• _TEXT EXTRACT_:
········
Route information
- Maintained by TDOT
- Length: 15.90 mi (25.59 km)
- Existed: November 11, 1926–present

Major junctions
- West end: I-55 / US 61 / US 64 / US 70 / US 78 / US 79 at the Arkansas state line
- I-55 in Memphis; US 61 / US 64 / US 70 / US 79 in Memphis; I-69 / I-240 in Memphis; US 51 in Memphis; I-240 in Memphis;
- East end: US 78 at the Mississippi state line near Capleville

Location
- Country: United States
- State: Tennessee
- County: Shelby

Highway system
- United States Numbered Highway System; List; Special; Divided; Tennessee State Routes; Interstate; US; State;
| ← SR 77 |  | → SR 78 |
| ← SR 3 | SR 4 | → SR 5 |
| ← SR 277 | SR 278 | → SR 279 |

= U.S. Route 78 in Tennessee =

Segment of U.S. Highway in Tennessee

U.S. Highway 78 (US 78) is a 15.90 mi east–west U.S. Highway in Tennessee where the route travels entirely within the city of Memphis in Shelby County.

==Route description==
US 78 enters Tennessee along Interstate 55 (I-55) from Arkansas on the Memphis & Arkansas Bridge across the Mississippi River. Upon crossing the river, US 78 immediately diverges from I-55 onto E.H. Crump Boulevard at a complex interchange. It is concurrent with US 61, US 64, US 70, US 79, and Tennessee State Route 1 (SR 1) until Third Street/B.B. King Boulevard. US 61 turns south onto SR 14 south (Third Street) while US 64, US 70, and US 79 turns north onto SR 4 west and SR 14 north (B.B. King Boulevard) at this intersection. This is also where SR 4 becomes concurrent with US 78 for the remainder of its length. About a 1/4 mi later, SR 1 turns north onto (Danny Thomas Boulevard). US 78 and SR 4 then continues along E.H. Crump Boulevard to meet two interchanges with I-240. Around I-240, the road changes names to Lamar Avenue and then it meets US 51 and SR 3 before continuing southeastwardly to the Mississippi state line.

In Memphis, US 78 is historically known as Pigeon Roost Road, and some aborted sections of the highway in Mississippi also claim that name as well as Lamar Avenue.

==History==

Map showing the former west end of US 78 in downtown Memphis before the extension to Northeast Arkansas in November 2023

On October 25, 2023, the Arkansas Highway Commission voted unanimously to extend the US 78 designation into northeast Arkansas. According to the Arkansas Department of Transportation (ARDOT), the US 78 designation would be extended along several other routes from its current western terminus in Memphis, Tennessee, across the Memphis & Arkansas Bridge to a new western terminus near Swifton, Arkansas, at US 67 (before I-57 was designated at that time). The route would be cosigned along portions of US 64, US 70, US 79, I-55, US 61, I-40, Arkansas Highway 18 (AR 18), AR 18S, I-555, US 49, US 63, and AR 226. This extension of the US 78 route designation was seen as a way to boost economic growth in the region by assigning a single route number for travelers to follow. The extension was approved by AASHTO in November 2023.
········
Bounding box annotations
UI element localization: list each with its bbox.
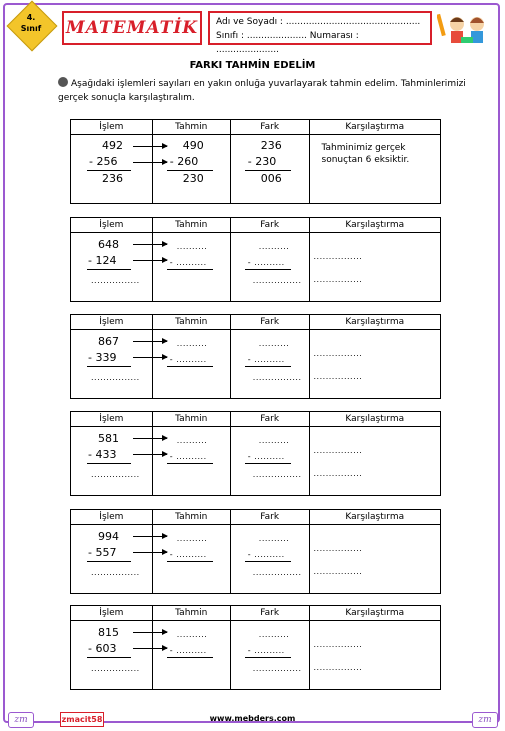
first-number: 648 — [98, 238, 119, 251]
difference-cell — [230, 135, 309, 204]
comparison-blank-2: ................ — [313, 469, 363, 478]
column-header: İşlem — [71, 606, 153, 621]
footer-logo-left: zm — [8, 712, 34, 728]
estimate-line — [167, 657, 213, 658]
worksheet-title: FARKI TAHMİN EDELİM — [189, 60, 316, 71]
estimate-first-blank: .......... — [176, 534, 208, 543]
column-header: Karşılaştırma — [309, 510, 440, 525]
comparison-cell — [309, 525, 440, 594]
result-blank: ................ — [91, 470, 140, 479]
name-field: Adı ve Soyadı : ............................................... — [216, 17, 421, 27]
column-header: İşlem — [71, 120, 153, 135]
estimate-line — [167, 170, 213, 171]
difference-first-blank: .......... — [258, 339, 290, 348]
first-number: 492 — [102, 139, 123, 152]
difference-cell — [230, 621, 309, 690]
difference-line — [245, 366, 291, 367]
cell-body — [310, 621, 440, 689]
table-header-row — [71, 412, 441, 427]
column-header: İşlem — [71, 218, 153, 233]
table-header-row — [71, 218, 441, 233]
column-header: İşlem — [71, 412, 153, 427]
comparison-blank-1: ................ — [313, 544, 363, 553]
difference-first-blank: .......... — [258, 436, 290, 445]
cell-body — [231, 233, 309, 301]
author-badge: zmacit58 — [60, 712, 104, 727]
column-header: Tahmin — [152, 315, 230, 330]
difference-second-blank: - .......... — [247, 550, 285, 559]
difference-second-blank: - .......... — [247, 258, 285, 267]
cell-body — [231, 135, 309, 203]
comparison-cell — [309, 427, 440, 496]
cell-body — [71, 330, 152, 398]
problem-table — [70, 411, 441, 496]
difference-cell — [230, 525, 309, 594]
estimate-second: - 260 — [169, 155, 199, 168]
result-blank: ................ — [91, 664, 140, 673]
result-line — [87, 366, 131, 367]
operation-cell — [71, 427, 153, 496]
estimate-line — [167, 366, 213, 367]
estimate-first-blank: .......... — [176, 436, 208, 445]
instruction-bullet-icon — [58, 77, 68, 87]
comparison-blank-1: ................ — [313, 349, 363, 358]
result-blank: ................ — [91, 373, 140, 382]
estimate-second-blank: - .......... — [169, 355, 207, 364]
column-header: Karşılaştırma — [309, 120, 440, 135]
difference-line — [245, 269, 291, 270]
difference-second: - 230 — [247, 155, 277, 168]
difference-line — [245, 561, 291, 562]
cell-body — [310, 427, 440, 495]
table-header-row — [71, 120, 441, 135]
operation-cell — [71, 525, 153, 594]
difference-first-blank: .......... — [258, 242, 290, 251]
difference-result-blank: ................ — [252, 276, 302, 285]
difference-first-blank: .......... — [258, 534, 290, 543]
result-line — [87, 561, 131, 562]
comparison-cell — [309, 330, 440, 399]
instructions-text: Aşağıdaki işlemleri sayıları en yakın onluğa yuvarlayarak tahmin edelim. Tahminlerimizi gerçek sonuçla karşılaştıralım. — [58, 79, 466, 103]
difference-first-blank: .......... — [258, 630, 290, 639]
instructions — [58, 77, 478, 105]
difference-cell — [230, 233, 309, 302]
difference-result-blank: ................ — [252, 373, 302, 382]
cell-body — [71, 135, 152, 203]
problem-table — [70, 509, 441, 594]
comparison-cell — [309, 233, 440, 302]
estimate-second-blank: - .......... — [169, 258, 207, 267]
cell-body — [153, 525, 230, 593]
second-number: - 124 — [88, 254, 117, 267]
difference-first: 236 — [260, 139, 282, 152]
cell-body — [71, 525, 152, 593]
estimate-line — [167, 463, 213, 464]
comparison-blank-1: ................ — [313, 252, 363, 261]
column-header: Fark — [230, 120, 309, 135]
table-body-row — [71, 427, 441, 496]
difference-cell — [230, 330, 309, 399]
cell-body — [71, 233, 152, 301]
estimate-cell — [152, 330, 230, 399]
comparison-cell — [309, 135, 440, 204]
first-number: 994 — [98, 530, 119, 543]
operation-cell — [71, 330, 153, 399]
cell-body — [71, 621, 152, 689]
column-header: Fark — [230, 315, 309, 330]
estimate-first-blank: .......... — [176, 630, 208, 639]
estimate-cell — [152, 233, 230, 302]
comparison-blank-2: ................ — [313, 372, 363, 381]
difference-result-blank: ................ — [252, 664, 302, 673]
cell-body — [310, 233, 440, 301]
column-header: İşlem — [71, 315, 153, 330]
column-header: Karşılaştırma — [309, 606, 440, 621]
table-body-row — [71, 233, 441, 302]
result-number: 236 — [102, 172, 123, 185]
difference-result-blank: ................ — [252, 470, 302, 479]
difference-result-blank: ................ — [252, 568, 302, 577]
column-header: Tahmin — [152, 510, 230, 525]
footer-logo-right: zm — [472, 712, 498, 728]
estimate-cell — [152, 621, 230, 690]
result-line — [87, 170, 131, 171]
estimate-result: 230 — [182, 172, 204, 185]
column-header: Tahmin — [152, 218, 230, 233]
operation-cell — [71, 135, 153, 204]
result-blank: ................ — [91, 568, 140, 577]
column-header: Tahmin — [152, 606, 230, 621]
footer-url: www.mebders.com — [209, 714, 296, 723]
second-number: - 256 — [89, 155, 118, 168]
second-number: - 603 — [88, 642, 117, 655]
difference-cell — [230, 427, 309, 496]
problem-table — [70, 217, 441, 302]
cell-body — [231, 525, 309, 593]
table-body-row — [71, 525, 441, 594]
estimate-cell — [152, 135, 230, 204]
estimate-second-blank: - .......... — [169, 452, 207, 461]
difference-result: 006 — [260, 172, 282, 185]
column-header: Karşılaştırma — [309, 218, 440, 233]
column-header: İşlem — [71, 510, 153, 525]
comparison-text: Tahminimiz gerçek sonuçtan 6 eksiktir. — [321, 143, 410, 165]
estimate-second-blank: - .......... — [169, 550, 207, 559]
estimate-first-blank: .......... — [176, 339, 208, 348]
cell-body — [153, 135, 230, 203]
table-header-row — [71, 315, 441, 330]
estimate-line — [167, 269, 213, 270]
comparison-blank-2: ................ — [313, 567, 363, 576]
estimate-cell — [152, 427, 230, 496]
cell-body — [231, 427, 309, 495]
cell-body — [153, 330, 230, 398]
cell-body — [310, 135, 440, 203]
column-header: Fark — [230, 606, 309, 621]
table-body-row — [71, 621, 441, 690]
operation-cell — [71, 621, 153, 690]
table-header-row — [71, 606, 441, 621]
column-header: Fark — [230, 218, 309, 233]
cell-body — [231, 330, 309, 398]
table-header-row — [71, 510, 441, 525]
cell-body — [153, 427, 230, 495]
grade-label: Sınıf — [20, 24, 42, 33]
first-number: 867 — [98, 335, 119, 348]
table-body-row — [71, 135, 441, 204]
subject-title: MATEMATİK — [62, 11, 202, 45]
column-header: Fark — [230, 510, 309, 525]
cell-body — [310, 525, 440, 593]
column-header: Tahmin — [152, 120, 230, 135]
difference-line — [245, 657, 291, 658]
column-header: Karşılaştırma — [309, 315, 440, 330]
difference-line — [245, 463, 291, 464]
difference-line — [245, 170, 291, 171]
estimate-first-blank: .......... — [176, 242, 208, 251]
result-line — [87, 269, 131, 270]
cell-body — [231, 621, 309, 689]
cell-body — [71, 427, 152, 495]
column-header: Karşılaştırma — [309, 412, 440, 427]
table-body-row — [71, 330, 441, 399]
comparison-cell — [309, 621, 440, 690]
problem-table — [70, 314, 441, 399]
column-header: Tahmin — [152, 412, 230, 427]
cell-body — [310, 330, 440, 398]
comparison-blank-1: ................ — [313, 640, 363, 649]
comparison-blank-2: ................ — [313, 275, 363, 284]
cell-body — [153, 233, 230, 301]
second-number: - 339 — [88, 351, 117, 364]
example-table — [70, 119, 441, 204]
operation-cell — [71, 233, 153, 302]
difference-second-blank: - .......... — [247, 452, 285, 461]
column-header: Fark — [230, 412, 309, 427]
comparison-blank-2: ................ — [313, 663, 363, 672]
cell-body — [153, 621, 230, 689]
grade-number: 4. — [26, 13, 36, 22]
problem-table — [70, 605, 441, 690]
estimate-first: 490 — [182, 139, 204, 152]
second-number: - 557 — [88, 546, 117, 559]
student-info-box — [208, 11, 432, 55]
second-number: - 433 — [88, 448, 117, 461]
grade-badge-text — [14, 12, 48, 34]
estimate-second-blank: - .......... — [169, 646, 207, 655]
result-line — [87, 657, 131, 658]
result-line — [87, 463, 131, 464]
estimate-cell — [152, 525, 230, 594]
first-number: 815 — [98, 626, 119, 639]
first-number: 581 — [98, 432, 119, 445]
difference-second-blank: - .......... — [247, 355, 285, 364]
class-number-field: Sınıfı : ..................... Numarası : ...................... — [216, 31, 359, 55]
result-blank: ................ — [91, 276, 140, 285]
children-illustration-icon — [437, 10, 493, 46]
comparison-blank-1: ................ — [313, 446, 363, 455]
difference-second-blank: - .......... — [247, 646, 285, 655]
estimate-line — [167, 561, 213, 562]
········
• _INSTRUCTIONS_:
a) Transcribe the part of the U.S. Route 78 article that begins at the words "U.S. Highway 78" and ends after the words "in Shelby County.".
b) According to the U.S. Route 78 article, on which bridge does US 78 cross the Mississippi River into Tennessee?
The rows are separate material, unrelated to the U.S. Route 78 article.

• _IN RESPONSE_:
a)
U.S. Highway 78 (US 78) is a 15.90 mi east–west U.S. Highway in Tennessee where the route travels entirely within the city of Memphis in Shelby County.

b) The Memphis & Arkansas Bridge